▶ [The request]
From the listing below, return each line that includes "series".

━━━━━━━━━━━━━━━━

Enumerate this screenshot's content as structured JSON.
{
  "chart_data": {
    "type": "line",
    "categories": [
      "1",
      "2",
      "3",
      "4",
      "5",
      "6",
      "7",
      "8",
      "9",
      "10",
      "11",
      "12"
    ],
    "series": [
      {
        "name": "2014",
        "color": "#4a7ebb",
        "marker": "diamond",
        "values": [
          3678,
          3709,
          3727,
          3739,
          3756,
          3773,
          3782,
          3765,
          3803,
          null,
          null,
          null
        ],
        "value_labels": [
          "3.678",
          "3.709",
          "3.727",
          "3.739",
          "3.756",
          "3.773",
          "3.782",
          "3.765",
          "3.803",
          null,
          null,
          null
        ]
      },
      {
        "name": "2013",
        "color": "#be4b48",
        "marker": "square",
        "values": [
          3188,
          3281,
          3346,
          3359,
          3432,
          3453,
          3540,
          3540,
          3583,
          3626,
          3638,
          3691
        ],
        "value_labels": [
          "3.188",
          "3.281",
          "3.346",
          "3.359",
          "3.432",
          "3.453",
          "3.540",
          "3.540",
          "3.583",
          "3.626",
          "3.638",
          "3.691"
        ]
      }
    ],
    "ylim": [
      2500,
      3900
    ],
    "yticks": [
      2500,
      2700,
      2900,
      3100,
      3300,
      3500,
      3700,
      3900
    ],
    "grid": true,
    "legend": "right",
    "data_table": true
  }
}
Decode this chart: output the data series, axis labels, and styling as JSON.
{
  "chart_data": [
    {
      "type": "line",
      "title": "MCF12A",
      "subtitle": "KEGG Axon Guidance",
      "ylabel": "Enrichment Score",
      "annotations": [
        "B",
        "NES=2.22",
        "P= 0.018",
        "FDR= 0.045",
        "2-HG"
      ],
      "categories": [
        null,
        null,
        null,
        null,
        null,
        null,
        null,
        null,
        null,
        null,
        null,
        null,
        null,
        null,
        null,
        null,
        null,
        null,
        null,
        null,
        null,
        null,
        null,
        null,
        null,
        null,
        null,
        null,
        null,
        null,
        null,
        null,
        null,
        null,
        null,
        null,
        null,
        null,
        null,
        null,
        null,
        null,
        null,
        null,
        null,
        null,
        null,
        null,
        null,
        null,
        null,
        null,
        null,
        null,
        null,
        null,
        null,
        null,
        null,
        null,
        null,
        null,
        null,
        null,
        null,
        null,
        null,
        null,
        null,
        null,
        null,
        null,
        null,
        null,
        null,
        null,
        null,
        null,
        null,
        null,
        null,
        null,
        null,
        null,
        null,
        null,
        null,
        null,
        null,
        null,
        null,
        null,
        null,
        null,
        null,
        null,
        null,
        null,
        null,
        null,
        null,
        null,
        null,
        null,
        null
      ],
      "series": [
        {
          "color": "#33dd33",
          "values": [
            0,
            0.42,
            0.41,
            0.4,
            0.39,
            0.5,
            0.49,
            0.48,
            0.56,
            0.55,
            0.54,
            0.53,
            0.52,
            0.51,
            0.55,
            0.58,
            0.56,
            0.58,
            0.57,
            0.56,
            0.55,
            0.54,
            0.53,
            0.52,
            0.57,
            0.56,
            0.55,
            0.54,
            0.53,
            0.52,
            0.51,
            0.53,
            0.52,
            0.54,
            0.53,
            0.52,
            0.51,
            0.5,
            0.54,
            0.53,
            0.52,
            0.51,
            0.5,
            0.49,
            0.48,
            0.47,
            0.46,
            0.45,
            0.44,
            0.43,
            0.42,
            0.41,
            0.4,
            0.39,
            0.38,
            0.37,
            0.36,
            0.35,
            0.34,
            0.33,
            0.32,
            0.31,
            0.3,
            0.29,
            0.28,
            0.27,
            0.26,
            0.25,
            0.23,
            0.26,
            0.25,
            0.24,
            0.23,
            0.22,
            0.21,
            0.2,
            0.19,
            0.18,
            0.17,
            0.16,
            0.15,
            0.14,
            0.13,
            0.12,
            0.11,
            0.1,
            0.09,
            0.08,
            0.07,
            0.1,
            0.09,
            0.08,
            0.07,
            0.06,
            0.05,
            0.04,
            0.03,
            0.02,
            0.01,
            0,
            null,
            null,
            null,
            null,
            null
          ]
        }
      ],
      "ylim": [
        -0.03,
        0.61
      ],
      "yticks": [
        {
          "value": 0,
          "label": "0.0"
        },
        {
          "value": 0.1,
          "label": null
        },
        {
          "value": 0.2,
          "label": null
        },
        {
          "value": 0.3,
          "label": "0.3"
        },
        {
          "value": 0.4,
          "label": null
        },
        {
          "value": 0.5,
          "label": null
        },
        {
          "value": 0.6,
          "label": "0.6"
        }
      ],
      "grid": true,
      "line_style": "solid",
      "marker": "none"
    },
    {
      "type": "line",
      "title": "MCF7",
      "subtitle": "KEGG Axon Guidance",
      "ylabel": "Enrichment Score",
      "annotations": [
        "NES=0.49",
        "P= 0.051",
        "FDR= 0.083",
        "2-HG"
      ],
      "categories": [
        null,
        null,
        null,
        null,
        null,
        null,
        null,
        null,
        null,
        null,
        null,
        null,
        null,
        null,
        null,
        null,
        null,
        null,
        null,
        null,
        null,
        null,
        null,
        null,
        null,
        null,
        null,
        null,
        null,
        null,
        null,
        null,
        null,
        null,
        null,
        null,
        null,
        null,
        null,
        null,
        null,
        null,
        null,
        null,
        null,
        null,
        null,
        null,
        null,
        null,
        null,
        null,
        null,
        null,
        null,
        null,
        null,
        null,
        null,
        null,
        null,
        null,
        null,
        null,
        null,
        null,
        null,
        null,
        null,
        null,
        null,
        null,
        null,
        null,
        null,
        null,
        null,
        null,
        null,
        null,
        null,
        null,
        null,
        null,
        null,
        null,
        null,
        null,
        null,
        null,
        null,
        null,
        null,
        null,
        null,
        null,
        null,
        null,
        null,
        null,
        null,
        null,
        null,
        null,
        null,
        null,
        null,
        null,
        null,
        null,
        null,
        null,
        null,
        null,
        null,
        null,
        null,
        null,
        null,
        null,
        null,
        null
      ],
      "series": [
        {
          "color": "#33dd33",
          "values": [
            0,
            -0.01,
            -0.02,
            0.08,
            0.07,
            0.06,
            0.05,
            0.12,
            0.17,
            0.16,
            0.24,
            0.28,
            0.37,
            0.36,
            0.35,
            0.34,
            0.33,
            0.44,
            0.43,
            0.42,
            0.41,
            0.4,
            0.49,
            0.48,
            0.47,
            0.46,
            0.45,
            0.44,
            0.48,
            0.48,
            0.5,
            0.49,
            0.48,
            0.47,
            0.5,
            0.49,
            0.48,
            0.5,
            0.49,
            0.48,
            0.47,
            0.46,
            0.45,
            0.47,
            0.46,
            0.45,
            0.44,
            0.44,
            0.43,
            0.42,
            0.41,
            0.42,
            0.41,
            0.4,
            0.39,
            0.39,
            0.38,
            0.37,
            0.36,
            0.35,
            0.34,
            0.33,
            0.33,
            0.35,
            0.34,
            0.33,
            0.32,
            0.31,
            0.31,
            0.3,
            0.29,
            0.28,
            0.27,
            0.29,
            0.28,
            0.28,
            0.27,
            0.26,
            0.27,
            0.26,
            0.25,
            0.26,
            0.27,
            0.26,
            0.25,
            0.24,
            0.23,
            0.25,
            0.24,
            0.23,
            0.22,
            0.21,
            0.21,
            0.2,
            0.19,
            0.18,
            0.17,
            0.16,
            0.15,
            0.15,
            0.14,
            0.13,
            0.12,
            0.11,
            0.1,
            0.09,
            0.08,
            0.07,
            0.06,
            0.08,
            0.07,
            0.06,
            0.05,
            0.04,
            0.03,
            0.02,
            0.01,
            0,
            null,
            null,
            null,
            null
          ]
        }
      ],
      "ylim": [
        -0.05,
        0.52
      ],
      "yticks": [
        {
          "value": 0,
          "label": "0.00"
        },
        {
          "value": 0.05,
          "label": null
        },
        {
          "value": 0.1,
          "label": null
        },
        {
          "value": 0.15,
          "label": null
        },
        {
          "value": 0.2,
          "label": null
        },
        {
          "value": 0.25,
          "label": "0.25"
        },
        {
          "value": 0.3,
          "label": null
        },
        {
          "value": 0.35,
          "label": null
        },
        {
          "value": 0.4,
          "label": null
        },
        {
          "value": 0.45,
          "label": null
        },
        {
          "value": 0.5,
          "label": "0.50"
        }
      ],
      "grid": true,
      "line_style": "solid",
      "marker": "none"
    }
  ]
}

━━━━━━━━━━━━━━━━

▶ [Reply to the task]
    "series": [
Decode this chart: output the data series, axis labels, and styling as JSON.
      "series": [
      "series": [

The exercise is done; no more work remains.